Brief
Return each entry exactly, omitting nothing.

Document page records
————

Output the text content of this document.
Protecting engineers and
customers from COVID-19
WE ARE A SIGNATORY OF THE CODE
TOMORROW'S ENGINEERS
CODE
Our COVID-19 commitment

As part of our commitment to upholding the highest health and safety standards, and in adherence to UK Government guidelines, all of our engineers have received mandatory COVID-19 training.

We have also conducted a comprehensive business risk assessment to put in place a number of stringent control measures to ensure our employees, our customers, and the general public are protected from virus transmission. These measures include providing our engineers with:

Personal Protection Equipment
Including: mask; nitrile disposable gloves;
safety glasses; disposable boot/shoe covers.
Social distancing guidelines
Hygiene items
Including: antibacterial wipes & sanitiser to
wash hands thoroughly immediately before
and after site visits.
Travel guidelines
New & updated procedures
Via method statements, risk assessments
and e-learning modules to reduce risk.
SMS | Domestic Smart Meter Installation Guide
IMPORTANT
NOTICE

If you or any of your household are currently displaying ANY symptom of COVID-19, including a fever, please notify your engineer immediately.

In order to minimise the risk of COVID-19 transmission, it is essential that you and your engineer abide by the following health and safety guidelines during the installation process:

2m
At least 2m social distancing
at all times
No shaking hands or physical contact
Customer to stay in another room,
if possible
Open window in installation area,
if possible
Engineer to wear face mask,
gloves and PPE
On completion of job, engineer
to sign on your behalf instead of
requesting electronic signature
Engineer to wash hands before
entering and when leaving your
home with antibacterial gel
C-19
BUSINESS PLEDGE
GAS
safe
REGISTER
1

————

Task output
Output the text content of this document.
Protecting engineers and
customers from COVID-19
WE ARE A SIGNATORY OF THE CODE
TOMORROW'S ENGINEERS
CODE
Our COVID-19 commitment

As part of our commitment to upholding the highest health and safety standards, and in adherence to UK Government guidelines, all of our engineers have received mandatory COVID-19 training.

We have also conducted a comprehensive business risk assessment to put in place a number of stringent control measures to ensure our employees, our customers, and the general public are protected from virus transmission. These measures include providing our engineers with:

Personal Protection Equipment
Including: mask; nitrile disposable gloves;
safety glasses; disposable boot/shoe covers.
Social distancing guidelines
Hygiene items
Including: antibacterial wipes & sanitiser to
wash hands thoroughly immediately before
and after site visits.
Travel guidelines
New & updated procedures
Via method statements, risk assessments
and e-learning modules to reduce risk.
SMS | Domestic Smart Meter Installation Guide
IMPORTANT
NOTICE

If you or any of your household are currently displaying ANY symptom of COVID-19, including a fever, please notify your engineer immediately.

In order to minimise the risk of COVID-19 transmission, it is essential that you and your engineer abide by the following health and safety guidelines during the installation process:

2m
At least 2m social distancing
at all times
No shaking hands or physical contact
Customer to stay in another room,
if possible
Open window in installation area,
if possible
Engineer to wear face mask,
gloves and PPE
On completion of job, engineer
to sign on your behalf instead of
requesting electronic signature
Engineer to wash hands before
entering and when leaving your
home with antibacterial gel
C-19
BUSINESS PLEDGE
GAS
safe
REGISTER
1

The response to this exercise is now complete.